How does gapless playback work?

Topic: How does gapless playback work? (Read 8877 times) previous topic - next topic

0 Members and 1 Guest are viewing this topic.

How does gapless playback work?

2006-02-01 23:38:27

Hi!
I'm planning to convert my cd collection to Ogg Vorbis. One reason for this decision is the much cited "native support for gapless playback". That sounds nice, but I would like to know how it actually works. I took a look at the Vorbis I specification, asked Google, searched these forums and followed some links like that "Vorbis illuminated" article, but I'm still not having a clue why Vorbis is "natively gapless".

### Required tasks:
A. Answer the following about the forum thread on gapless playback above, one answer per line:
(i) How many times had the topic been read?
(ii) Into which format does the poster plan to convert the CD collection?
(iii) Which specification did the poster consult?
B. Translate this sentence from the forum thread on gapless playback into German: "That sounds nice, but I would like to know how it actually works."

### Information shown:
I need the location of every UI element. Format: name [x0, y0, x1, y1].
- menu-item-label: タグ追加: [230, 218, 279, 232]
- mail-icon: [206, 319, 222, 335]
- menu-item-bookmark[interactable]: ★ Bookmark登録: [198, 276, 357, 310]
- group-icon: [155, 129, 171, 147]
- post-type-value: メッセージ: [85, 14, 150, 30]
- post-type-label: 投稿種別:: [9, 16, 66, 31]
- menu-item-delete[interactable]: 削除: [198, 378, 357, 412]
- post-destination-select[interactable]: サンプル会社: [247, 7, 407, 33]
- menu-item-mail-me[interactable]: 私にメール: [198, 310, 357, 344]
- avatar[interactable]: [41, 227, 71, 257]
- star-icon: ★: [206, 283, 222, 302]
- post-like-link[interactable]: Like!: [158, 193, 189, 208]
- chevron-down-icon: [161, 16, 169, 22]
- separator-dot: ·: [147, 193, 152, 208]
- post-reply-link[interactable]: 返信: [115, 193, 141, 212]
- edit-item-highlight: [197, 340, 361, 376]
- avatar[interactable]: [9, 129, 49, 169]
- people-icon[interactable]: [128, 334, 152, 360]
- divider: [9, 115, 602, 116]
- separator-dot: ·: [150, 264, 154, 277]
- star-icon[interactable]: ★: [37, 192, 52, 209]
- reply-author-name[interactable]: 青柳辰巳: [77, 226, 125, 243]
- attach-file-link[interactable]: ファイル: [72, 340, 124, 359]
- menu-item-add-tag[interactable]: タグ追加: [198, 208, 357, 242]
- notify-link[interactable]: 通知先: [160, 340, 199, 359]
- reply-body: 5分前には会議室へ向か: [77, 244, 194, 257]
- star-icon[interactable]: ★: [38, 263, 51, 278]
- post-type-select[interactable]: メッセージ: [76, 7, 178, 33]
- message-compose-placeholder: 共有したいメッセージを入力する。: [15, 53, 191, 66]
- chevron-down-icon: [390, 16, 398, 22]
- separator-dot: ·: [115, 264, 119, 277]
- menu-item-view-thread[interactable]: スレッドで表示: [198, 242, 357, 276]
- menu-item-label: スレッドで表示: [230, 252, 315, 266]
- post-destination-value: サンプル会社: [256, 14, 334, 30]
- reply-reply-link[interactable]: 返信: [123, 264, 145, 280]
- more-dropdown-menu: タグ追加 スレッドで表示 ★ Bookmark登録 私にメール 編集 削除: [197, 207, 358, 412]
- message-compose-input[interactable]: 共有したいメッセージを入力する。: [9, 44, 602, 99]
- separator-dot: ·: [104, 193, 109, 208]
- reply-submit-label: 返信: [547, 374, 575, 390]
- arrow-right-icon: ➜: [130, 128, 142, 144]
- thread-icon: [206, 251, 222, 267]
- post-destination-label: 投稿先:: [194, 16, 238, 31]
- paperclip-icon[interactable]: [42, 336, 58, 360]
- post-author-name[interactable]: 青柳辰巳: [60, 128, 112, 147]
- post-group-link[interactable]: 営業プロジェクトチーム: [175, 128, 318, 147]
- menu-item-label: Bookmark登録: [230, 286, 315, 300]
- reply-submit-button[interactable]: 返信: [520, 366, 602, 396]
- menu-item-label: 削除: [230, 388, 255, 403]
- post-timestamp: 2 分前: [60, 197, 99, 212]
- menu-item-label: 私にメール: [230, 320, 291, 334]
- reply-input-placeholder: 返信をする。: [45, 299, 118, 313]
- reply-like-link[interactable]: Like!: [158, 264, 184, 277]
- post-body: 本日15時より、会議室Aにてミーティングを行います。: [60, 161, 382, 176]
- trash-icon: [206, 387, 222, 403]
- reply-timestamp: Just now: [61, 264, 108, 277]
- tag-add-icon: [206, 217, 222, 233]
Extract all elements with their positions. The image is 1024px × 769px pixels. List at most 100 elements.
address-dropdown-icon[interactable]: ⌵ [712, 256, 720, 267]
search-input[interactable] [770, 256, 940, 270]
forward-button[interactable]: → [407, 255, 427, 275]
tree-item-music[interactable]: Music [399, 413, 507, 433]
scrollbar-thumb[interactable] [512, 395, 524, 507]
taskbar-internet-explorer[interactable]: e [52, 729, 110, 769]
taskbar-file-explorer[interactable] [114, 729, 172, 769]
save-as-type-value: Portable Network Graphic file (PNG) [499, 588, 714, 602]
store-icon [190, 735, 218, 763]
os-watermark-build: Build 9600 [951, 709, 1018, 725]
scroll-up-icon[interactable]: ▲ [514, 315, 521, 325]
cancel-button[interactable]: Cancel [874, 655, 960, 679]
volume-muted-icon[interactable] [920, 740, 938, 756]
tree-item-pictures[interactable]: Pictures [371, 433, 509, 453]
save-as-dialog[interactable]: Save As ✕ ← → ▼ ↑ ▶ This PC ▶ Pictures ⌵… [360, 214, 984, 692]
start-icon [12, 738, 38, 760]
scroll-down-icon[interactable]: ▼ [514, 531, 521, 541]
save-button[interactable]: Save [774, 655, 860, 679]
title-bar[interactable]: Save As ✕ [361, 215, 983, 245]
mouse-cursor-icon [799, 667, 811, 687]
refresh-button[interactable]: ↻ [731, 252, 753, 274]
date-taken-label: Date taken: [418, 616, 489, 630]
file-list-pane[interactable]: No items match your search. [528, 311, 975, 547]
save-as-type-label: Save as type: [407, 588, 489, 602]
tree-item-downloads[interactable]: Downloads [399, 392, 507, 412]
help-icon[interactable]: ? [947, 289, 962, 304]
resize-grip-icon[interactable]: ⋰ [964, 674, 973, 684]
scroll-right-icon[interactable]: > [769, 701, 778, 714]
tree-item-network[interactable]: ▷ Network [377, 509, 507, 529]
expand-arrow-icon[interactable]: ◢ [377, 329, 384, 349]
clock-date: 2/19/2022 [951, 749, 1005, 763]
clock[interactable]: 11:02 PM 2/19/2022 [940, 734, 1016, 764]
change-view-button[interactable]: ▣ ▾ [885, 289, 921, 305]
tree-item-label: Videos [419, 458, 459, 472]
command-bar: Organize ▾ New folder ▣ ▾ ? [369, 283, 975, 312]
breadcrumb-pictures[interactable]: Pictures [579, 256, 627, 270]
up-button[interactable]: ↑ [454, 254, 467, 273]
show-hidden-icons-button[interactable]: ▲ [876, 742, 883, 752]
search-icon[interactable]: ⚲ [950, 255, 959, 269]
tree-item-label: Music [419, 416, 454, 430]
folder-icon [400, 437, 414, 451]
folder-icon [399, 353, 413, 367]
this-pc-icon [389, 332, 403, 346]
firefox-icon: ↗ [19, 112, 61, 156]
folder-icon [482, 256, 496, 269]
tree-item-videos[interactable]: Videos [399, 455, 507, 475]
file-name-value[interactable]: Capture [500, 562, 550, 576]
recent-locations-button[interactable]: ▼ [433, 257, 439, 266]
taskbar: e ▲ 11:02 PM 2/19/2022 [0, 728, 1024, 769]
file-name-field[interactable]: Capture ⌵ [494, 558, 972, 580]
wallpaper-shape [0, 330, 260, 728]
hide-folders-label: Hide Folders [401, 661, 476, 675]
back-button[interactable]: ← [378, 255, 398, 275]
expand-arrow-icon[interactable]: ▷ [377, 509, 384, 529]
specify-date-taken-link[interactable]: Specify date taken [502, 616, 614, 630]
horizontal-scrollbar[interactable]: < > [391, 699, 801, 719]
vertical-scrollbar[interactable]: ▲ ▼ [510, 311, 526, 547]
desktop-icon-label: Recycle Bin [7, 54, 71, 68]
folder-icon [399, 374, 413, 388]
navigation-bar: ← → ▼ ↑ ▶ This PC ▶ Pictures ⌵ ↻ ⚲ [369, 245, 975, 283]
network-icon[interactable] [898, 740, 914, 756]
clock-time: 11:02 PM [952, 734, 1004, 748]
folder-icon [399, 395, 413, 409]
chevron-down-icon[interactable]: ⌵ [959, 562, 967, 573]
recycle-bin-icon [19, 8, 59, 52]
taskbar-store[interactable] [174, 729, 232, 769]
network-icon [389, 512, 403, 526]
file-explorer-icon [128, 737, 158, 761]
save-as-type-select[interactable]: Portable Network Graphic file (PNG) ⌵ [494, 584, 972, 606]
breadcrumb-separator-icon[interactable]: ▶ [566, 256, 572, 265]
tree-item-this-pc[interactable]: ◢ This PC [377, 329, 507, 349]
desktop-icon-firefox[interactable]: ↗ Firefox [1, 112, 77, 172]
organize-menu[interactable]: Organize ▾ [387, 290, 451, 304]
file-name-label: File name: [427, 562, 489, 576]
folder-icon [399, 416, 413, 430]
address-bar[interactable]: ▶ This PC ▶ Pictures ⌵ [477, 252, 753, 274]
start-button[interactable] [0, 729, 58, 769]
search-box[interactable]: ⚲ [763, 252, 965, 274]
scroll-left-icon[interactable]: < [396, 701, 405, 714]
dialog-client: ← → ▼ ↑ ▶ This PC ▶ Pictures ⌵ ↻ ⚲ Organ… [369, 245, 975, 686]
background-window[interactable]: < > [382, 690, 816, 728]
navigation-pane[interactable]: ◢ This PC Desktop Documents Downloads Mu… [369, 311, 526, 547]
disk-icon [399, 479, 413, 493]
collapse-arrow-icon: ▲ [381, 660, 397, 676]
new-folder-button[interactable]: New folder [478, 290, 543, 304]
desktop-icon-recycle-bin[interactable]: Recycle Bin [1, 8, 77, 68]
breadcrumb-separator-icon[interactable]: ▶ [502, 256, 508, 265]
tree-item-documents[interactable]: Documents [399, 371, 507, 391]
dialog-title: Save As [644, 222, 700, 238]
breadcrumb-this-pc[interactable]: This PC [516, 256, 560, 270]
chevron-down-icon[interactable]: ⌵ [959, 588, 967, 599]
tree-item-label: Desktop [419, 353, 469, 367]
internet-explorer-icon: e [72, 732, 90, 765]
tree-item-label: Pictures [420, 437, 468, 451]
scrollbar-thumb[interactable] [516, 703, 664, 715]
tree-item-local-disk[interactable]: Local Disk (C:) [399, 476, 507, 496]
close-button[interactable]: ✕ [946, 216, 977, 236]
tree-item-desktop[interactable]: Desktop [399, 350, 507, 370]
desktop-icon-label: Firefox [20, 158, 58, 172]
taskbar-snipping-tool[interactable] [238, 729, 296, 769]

### Solutions below:
A.
(i) 8877 times.
(ii) Ogg Vorbis.
(iii) The Vorbis I specification.

B. Das klingt gut, aber ich würde gerne wissen, wie es tatsächlich funktioniert.